Exercise prompt ::
Working from the listing below, pick each line containing the word "clinical" and copy it.
_ _ _ _ _ _ _
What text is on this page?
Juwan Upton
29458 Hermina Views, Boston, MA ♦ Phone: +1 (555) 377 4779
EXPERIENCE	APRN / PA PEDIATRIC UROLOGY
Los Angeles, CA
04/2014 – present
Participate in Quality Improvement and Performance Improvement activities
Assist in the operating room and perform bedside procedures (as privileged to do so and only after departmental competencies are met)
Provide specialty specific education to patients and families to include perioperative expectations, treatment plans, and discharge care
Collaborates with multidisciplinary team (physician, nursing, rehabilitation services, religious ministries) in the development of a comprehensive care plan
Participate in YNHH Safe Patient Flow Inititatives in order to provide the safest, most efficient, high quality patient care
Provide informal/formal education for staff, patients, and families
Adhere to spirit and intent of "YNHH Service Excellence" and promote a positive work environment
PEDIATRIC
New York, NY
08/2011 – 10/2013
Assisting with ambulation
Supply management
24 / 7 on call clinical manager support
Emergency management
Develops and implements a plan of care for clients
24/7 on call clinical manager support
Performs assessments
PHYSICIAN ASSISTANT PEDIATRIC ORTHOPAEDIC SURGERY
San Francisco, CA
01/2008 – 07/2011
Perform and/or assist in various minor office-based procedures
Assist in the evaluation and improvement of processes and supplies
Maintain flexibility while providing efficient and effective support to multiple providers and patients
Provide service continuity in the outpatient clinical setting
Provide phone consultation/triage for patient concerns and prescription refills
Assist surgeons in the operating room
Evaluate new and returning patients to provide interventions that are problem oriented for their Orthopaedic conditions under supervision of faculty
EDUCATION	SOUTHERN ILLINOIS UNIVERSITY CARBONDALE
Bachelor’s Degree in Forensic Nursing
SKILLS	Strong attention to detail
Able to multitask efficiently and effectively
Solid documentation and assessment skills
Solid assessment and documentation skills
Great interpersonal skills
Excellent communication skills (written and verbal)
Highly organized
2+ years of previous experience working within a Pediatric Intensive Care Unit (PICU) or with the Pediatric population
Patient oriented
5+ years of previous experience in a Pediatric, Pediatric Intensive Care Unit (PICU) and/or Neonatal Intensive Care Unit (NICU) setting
_ _ _ _ _ _ _
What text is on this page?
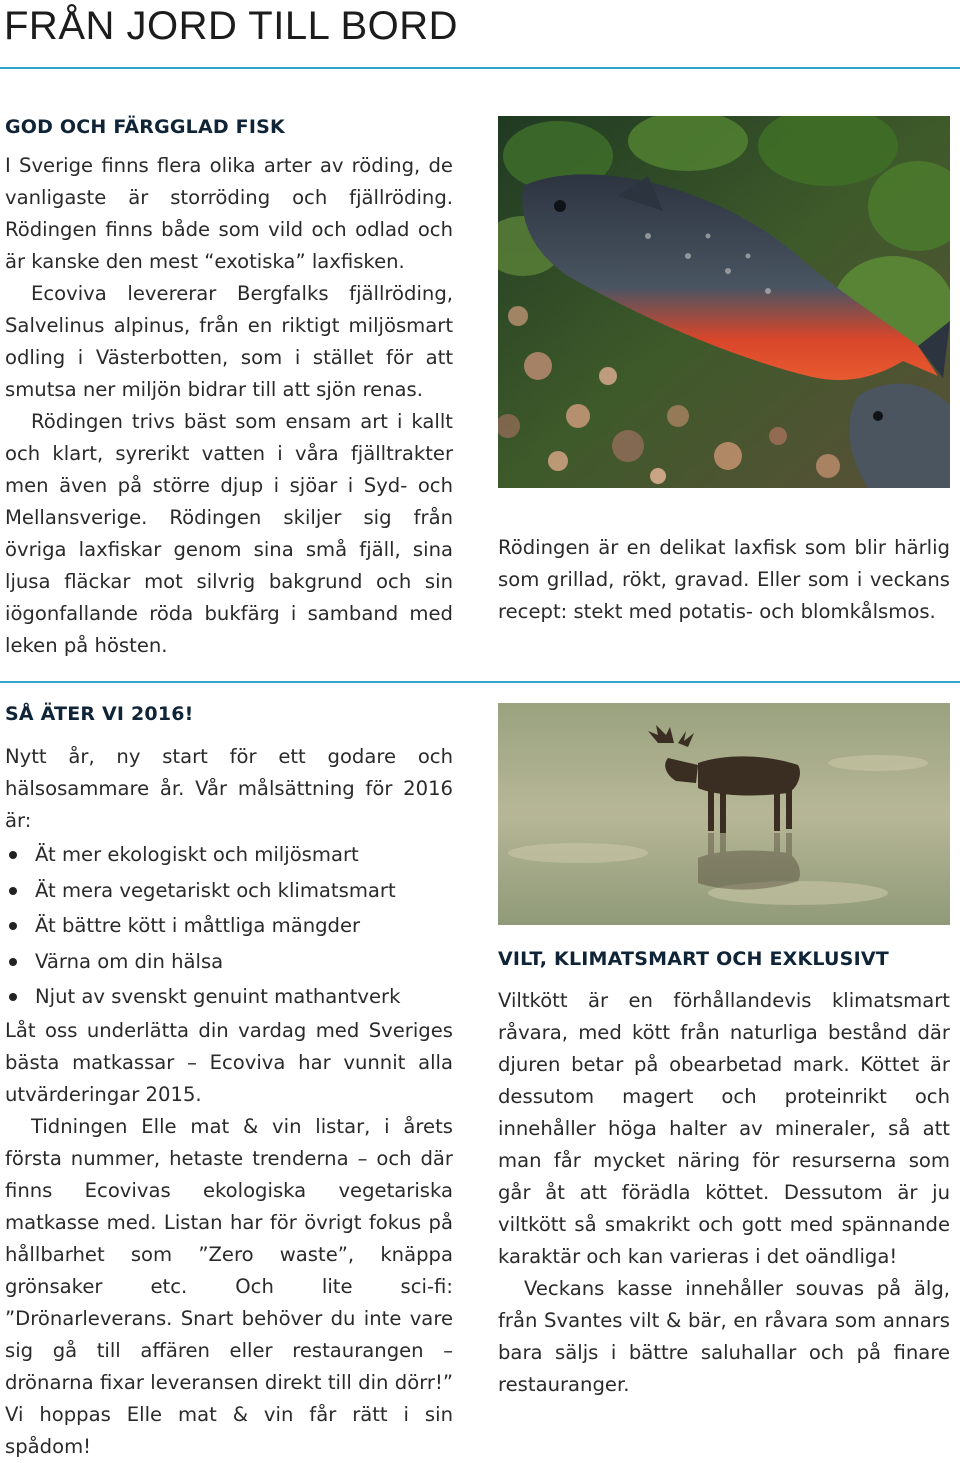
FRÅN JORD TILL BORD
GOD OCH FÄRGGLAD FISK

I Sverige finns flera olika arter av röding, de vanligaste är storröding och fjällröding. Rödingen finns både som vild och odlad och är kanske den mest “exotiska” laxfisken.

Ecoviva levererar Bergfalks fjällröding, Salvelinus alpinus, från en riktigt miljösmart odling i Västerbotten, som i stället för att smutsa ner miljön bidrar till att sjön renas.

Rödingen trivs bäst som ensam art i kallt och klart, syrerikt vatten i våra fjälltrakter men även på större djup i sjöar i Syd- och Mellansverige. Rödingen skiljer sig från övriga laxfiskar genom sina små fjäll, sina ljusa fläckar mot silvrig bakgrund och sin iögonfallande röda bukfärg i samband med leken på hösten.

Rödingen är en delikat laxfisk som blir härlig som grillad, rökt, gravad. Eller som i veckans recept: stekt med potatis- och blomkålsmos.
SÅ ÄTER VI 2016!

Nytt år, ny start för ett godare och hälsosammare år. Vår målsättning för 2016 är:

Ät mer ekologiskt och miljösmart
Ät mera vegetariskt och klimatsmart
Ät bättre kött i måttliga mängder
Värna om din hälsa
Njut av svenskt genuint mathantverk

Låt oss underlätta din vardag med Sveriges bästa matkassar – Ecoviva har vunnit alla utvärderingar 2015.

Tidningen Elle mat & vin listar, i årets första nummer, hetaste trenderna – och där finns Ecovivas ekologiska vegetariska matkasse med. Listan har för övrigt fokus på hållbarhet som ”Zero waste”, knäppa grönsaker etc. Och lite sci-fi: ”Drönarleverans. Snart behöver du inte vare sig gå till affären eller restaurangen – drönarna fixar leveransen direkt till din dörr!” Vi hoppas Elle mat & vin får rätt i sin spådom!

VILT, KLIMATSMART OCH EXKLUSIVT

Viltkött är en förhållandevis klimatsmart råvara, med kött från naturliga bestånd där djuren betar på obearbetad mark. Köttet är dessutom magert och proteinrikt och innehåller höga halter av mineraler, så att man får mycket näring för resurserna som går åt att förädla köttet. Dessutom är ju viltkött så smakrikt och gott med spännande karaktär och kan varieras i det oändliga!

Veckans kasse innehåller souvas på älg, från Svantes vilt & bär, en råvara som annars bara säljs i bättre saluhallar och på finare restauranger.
_ _ _ _ _ _ _
Finished exercise ::
24 / 7 on call clinical manager support
24/7 on call clinical manager support
Provide service continuity in the outpatient clinical setting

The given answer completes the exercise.